[Records]
··········

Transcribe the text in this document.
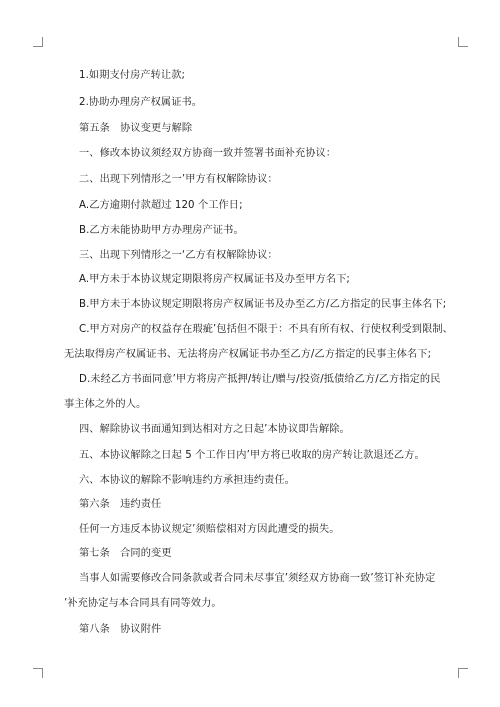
1.如期支付房产转让款;
2.协助办理房产权属证书。
第五条　协议变更与解除
一、修改本协议须经双方协商一致并签署书面补充协议：
二、出现下列情形之一’甲方有权解除协议：
A.乙方逾期付款超过 120 个工作日;
B.乙方未能协助甲方办理房产证书。
三、出现下列情形之一‘乙方有权解除协议：
A.甲方未于本协议规定期限将房产权属证书及办至甲方名下;
B.甲方未于本协议规定期限将房产权属证书及办至乙方/乙方指定的民事主体名下;
C.甲方对房产的权益存在瑕疵’包括但不限于：不具有所有权、行使权利受到限制、
无法取得房产权属证书、无法将房产权属证书办至乙方/乙方指定的民事主体名下;
D.未经乙方书面同意’甲方将房产抵押/转让/赠与/投资/抵债给乙方/乙方指定的民
事主体之外的人。
四、解除协议书面通知到达相对方之日起’本协议即告解除。
五、本协议解除之日起 5 个工作日内’甲方将已收取的房产转让款退还乙方。
六、本协议的解除不影响违约方承担违约责任。
第六条　违约责任
任何一方违反本协议规定’须赔偿相对方因此遭受的损失。
第七条　合同的变更
当事人如需要修改合同条款或者合同未尽事宜’须经双方协商一致’签订补充协定
’补充协定与本合同具有同等效力。
第八条　协议附件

··········

## [Problem requirements]
Transcribe the listing in full and omit the pictures.

## [Task output]
Transcribe the text in this document.
1.如期支付房产转让款;
2.协助办理房产权属证书。
第五条　协议变更与解除
一、修改本协议须经双方协商一致并签署书面补充协议：
二、出现下列情形之一’甲方有权解除协议：
A.乙方逾期付款超过 120 个工作日;
B.乙方未能协助甲方办理房产证书。
三、出现下列情形之一‘乙方有权解除协议：
A.甲方未于本协议规定期限将房产权属证书及办至甲方名下;
B.甲方未于本协议规定期限将房产权属证书及办至乙方/乙方指定的民事主体名下;
C.甲方对房产的权益存在瑕疵’包括但不限于：不具有所有权、行使权利受到限制、
无法取得房产权属证书、无法将房产权属证书办至乙方/乙方指定的民事主体名下;
D.未经乙方书面同意’甲方将房产抵押/转让/赠与/投资/抵债给乙方/乙方指定的民
事主体之外的人。
四、解除协议书面通知到达相对方之日起’本协议即告解除。
五、本协议解除之日起 5 个工作日内’甲方将已收取的房产转让款退还乙方。
六、本协议的解除不影响违约方承担违约责任。
第六条　违约责任
任何一方违反本协议规定’须赔偿相对方因此遭受的损失。
第七条　合同的变更
当事人如需要修改合同条款或者合同未尽事宜’须经双方协商一致’签订补充协定
’补充协定与本合同具有同等效力。
第八条　协议附件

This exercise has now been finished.